Saved entries:
++++++++++

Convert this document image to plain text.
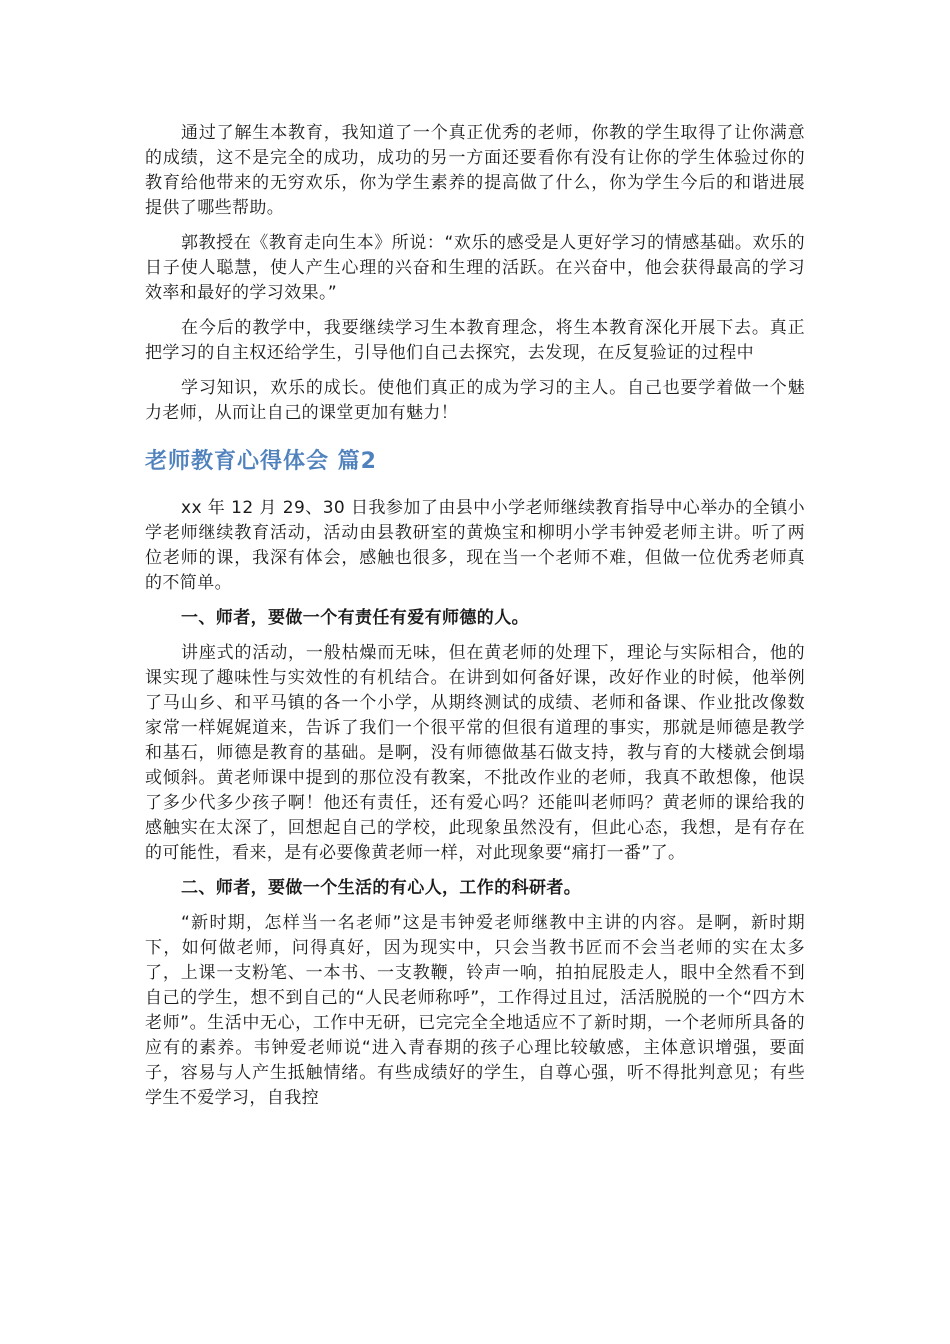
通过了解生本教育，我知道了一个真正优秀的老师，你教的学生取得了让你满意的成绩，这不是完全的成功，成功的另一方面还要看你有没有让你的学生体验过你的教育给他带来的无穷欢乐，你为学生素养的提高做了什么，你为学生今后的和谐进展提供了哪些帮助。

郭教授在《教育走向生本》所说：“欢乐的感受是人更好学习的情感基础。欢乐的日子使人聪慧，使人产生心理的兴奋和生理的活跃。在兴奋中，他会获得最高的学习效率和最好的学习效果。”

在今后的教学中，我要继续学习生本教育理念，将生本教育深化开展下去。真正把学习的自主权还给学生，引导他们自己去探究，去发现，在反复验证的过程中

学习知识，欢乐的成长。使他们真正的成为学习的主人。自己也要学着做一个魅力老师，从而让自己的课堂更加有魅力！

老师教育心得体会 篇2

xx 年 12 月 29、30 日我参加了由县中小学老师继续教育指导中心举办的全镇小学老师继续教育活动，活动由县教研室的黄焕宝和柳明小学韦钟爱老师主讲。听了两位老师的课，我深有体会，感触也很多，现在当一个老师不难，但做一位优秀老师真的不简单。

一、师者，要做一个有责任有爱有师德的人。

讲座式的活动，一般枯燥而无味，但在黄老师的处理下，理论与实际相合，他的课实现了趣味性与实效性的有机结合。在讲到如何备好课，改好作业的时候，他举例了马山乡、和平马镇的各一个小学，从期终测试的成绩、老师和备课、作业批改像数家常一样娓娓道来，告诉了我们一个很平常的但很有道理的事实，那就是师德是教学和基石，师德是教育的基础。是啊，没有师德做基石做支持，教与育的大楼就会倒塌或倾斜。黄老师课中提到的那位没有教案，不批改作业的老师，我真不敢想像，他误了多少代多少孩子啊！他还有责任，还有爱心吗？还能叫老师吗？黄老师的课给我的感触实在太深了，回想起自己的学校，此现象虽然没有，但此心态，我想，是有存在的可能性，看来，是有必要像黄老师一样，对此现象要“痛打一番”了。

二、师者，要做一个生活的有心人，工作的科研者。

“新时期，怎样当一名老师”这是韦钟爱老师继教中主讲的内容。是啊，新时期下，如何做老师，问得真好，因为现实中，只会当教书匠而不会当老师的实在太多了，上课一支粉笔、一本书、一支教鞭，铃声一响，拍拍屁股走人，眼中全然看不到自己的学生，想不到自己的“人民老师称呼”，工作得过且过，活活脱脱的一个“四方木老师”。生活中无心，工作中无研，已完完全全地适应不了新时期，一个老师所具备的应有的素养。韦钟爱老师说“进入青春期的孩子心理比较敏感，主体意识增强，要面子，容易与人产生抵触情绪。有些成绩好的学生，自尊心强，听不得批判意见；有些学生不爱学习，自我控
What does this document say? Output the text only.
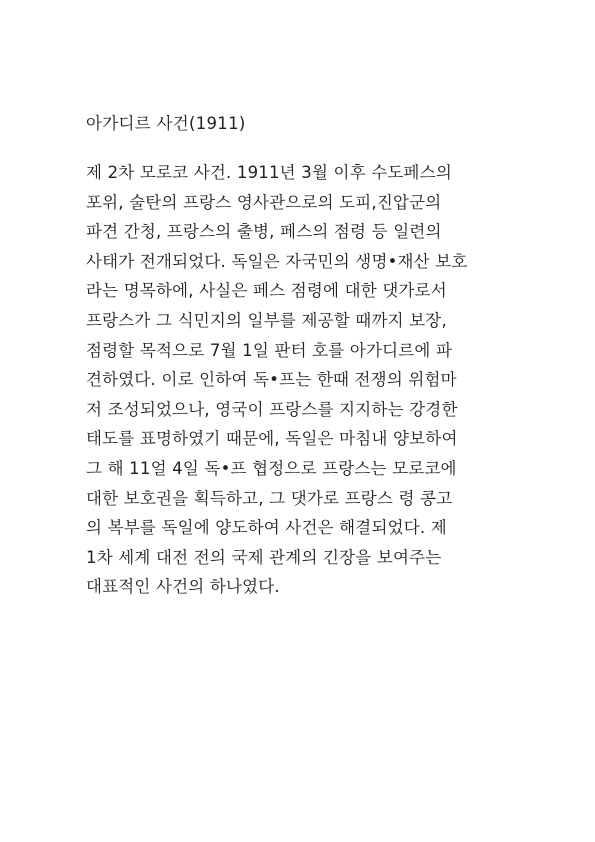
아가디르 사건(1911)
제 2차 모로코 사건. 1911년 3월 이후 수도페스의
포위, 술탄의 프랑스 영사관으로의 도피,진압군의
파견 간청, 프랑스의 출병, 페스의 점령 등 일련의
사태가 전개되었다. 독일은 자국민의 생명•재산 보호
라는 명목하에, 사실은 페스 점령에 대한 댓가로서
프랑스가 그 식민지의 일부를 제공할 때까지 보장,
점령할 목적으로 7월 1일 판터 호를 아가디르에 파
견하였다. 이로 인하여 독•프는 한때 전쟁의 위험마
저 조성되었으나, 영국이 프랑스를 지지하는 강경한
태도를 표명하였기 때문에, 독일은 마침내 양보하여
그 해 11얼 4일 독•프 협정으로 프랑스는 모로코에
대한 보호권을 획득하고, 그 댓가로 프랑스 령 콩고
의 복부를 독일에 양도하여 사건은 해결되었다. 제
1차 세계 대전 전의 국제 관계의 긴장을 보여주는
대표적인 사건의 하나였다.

++++++++++

Filter for "text". Return all lines that hold it.

Convert this document image to plain text.
What does this document say? Output the text only.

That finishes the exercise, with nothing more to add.